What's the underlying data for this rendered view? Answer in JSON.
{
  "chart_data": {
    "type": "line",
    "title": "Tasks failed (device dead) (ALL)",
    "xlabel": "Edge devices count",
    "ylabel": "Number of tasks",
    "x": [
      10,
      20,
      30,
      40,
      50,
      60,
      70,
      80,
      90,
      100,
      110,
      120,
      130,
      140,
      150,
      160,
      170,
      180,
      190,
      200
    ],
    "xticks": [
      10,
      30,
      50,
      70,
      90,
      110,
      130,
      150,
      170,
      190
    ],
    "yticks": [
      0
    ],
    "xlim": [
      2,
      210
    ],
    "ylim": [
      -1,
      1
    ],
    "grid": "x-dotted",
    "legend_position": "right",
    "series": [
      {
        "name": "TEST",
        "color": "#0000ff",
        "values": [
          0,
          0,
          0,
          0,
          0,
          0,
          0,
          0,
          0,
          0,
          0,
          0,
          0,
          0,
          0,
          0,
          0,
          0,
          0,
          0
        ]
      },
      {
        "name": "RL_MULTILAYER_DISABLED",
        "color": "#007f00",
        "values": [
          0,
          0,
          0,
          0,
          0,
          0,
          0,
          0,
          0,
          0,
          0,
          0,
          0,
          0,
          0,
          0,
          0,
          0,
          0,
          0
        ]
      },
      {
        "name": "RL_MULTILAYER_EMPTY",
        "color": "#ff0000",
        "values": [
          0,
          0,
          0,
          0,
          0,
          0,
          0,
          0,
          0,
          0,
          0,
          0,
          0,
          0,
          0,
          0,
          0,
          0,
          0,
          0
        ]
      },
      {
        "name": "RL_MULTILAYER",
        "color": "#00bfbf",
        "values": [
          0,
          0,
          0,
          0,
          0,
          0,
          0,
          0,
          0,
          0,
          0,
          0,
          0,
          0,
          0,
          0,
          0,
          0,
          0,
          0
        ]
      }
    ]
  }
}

——

The task. From the listing above, reproduce all the lines exactly.

Reply to the exercise.
What's the underlying data for this rendered view? Answer in JSON.
{
  "chart_data": {
    "type": "line",
    "title": "Tasks failed (device dead) (ALL)",
    "xlabel": "Edge devices count",
    "ylabel": "Number of tasks",
    "x": [
      10,
      20,
      30,
      40,
      50,
      60,
      70,
      80,
      90,
      100,
      110,
      120,
      130,
      140,
      150,
      160,
      170,
      180,
      190,
      200
    ],
    "xticks": [
      10,
      30,
      50,
      70,
      90,
      110,
      130,
      150,
      170,
      190
    ],
    "yticks": [
      0
    ],
    "xlim": [
      2,
      210
    ],
    "ylim": [
      -1,
      1
    ],
    "grid": "x-dotted",
    "legend_position": "right",
    "series": [
      {
        "name": "TEST",
        "color": "#0000ff",
        "values": [
          0,
          0,
          0,
          0,
          0,
          0,
          0,
          0,
          0,
          0,
          0,
          0,
          0,
          0,
          0,
          0,
          0,
          0,
          0,
          0
        ]
      },
      {
        "name": "RL_MULTILAYER_DISABLED",
        "color": "#007f00",
        "values": [
          0,
          0,
          0,
          0,
          0,
          0,
          0,
          0,
          0,
          0,
          0,
          0,
          0,
          0,
          0,
          0,
          0,
          0,
          0,
          0
        ]
      },
      {
        "name": "RL_MULTILAYER_EMPTY",
        "color": "#ff0000",
        "values": [
          0,
          0,
          0,
          0,
          0,
          0,
          0,
          0,
          0,
          0,
          0,
          0,
          0,
          0,
          0,
          0,
          0,
          0,
          0,
          0
        ]
      },
      {
        "name": "RL_MULTILAYER",
        "color": "#00bfbf",
        "values": [
          0,
          0,
          0,
          0,
          0,
          0,
          0,
          0,
          0,
          0,
          0,
          0,
          0,
          0,
          0,
          0,
          0,
          0,
          0,
          0
        ]
      }
    ]
  }
}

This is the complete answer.